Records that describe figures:
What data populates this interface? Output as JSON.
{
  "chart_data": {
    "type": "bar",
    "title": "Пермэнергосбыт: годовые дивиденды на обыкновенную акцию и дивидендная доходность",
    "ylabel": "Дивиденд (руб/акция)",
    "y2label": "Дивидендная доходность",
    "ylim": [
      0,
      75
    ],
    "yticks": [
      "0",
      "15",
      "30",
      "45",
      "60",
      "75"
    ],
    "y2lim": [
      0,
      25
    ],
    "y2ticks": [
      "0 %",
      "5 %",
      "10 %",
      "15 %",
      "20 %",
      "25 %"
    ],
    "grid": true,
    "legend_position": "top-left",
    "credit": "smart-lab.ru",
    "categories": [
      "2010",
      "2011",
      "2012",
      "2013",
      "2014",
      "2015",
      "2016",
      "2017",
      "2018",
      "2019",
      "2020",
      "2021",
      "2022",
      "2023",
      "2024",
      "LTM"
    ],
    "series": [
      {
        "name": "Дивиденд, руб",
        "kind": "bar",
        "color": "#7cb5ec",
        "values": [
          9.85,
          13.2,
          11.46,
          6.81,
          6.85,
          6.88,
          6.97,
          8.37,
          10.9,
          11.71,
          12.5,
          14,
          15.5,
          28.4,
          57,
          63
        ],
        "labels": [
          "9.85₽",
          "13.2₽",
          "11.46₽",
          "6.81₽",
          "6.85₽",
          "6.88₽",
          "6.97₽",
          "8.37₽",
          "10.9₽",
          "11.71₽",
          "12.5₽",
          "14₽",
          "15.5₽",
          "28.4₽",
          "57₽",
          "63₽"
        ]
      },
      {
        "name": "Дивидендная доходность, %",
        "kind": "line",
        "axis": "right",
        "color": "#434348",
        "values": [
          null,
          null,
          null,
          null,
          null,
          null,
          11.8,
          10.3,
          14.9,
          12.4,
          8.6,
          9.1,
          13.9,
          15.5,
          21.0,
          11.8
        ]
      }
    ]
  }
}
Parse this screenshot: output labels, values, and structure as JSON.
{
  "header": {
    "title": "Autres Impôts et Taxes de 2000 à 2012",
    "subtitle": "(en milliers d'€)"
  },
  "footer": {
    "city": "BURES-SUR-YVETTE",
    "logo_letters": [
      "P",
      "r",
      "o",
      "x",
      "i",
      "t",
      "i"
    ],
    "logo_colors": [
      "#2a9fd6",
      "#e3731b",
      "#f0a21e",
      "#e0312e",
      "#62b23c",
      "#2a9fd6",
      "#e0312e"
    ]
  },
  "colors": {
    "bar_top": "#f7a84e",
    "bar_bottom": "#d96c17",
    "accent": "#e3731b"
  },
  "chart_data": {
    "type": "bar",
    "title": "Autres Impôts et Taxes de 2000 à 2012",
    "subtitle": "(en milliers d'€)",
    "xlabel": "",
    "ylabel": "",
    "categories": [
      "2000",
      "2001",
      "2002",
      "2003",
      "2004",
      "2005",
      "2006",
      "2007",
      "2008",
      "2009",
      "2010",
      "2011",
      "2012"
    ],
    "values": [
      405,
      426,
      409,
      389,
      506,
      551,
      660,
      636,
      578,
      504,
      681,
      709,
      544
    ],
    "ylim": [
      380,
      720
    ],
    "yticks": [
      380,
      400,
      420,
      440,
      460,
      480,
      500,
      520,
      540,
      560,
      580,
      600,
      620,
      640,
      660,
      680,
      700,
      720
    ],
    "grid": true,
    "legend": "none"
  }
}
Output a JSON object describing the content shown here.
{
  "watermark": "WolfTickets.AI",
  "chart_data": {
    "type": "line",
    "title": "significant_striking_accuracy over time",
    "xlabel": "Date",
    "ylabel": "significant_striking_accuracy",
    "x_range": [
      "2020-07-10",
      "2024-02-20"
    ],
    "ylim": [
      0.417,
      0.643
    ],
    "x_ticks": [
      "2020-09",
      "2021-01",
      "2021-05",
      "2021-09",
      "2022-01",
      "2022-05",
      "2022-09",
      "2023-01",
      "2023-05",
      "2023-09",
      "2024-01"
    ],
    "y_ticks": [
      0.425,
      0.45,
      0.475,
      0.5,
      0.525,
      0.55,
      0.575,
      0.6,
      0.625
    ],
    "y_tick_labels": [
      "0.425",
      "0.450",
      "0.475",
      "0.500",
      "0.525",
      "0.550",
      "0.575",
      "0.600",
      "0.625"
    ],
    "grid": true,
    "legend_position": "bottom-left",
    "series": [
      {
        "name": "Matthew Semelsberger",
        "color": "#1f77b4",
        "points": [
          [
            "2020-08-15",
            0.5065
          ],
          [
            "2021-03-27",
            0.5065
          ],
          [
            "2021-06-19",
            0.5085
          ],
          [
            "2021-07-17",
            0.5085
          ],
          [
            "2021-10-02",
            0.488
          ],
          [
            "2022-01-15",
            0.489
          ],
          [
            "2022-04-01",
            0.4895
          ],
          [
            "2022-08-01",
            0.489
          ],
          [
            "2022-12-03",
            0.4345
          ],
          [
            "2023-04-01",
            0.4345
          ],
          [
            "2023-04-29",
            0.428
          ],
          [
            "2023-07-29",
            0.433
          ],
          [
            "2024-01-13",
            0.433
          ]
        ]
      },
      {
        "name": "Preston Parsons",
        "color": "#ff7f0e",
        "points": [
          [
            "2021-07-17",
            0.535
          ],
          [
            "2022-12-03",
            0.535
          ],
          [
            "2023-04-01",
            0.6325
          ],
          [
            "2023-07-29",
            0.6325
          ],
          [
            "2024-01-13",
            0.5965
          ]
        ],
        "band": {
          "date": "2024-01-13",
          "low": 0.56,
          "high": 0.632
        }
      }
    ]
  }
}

_Given problem_
Reply with one number only, the count of lines above that hold the string "subtitle".

_Final result_
2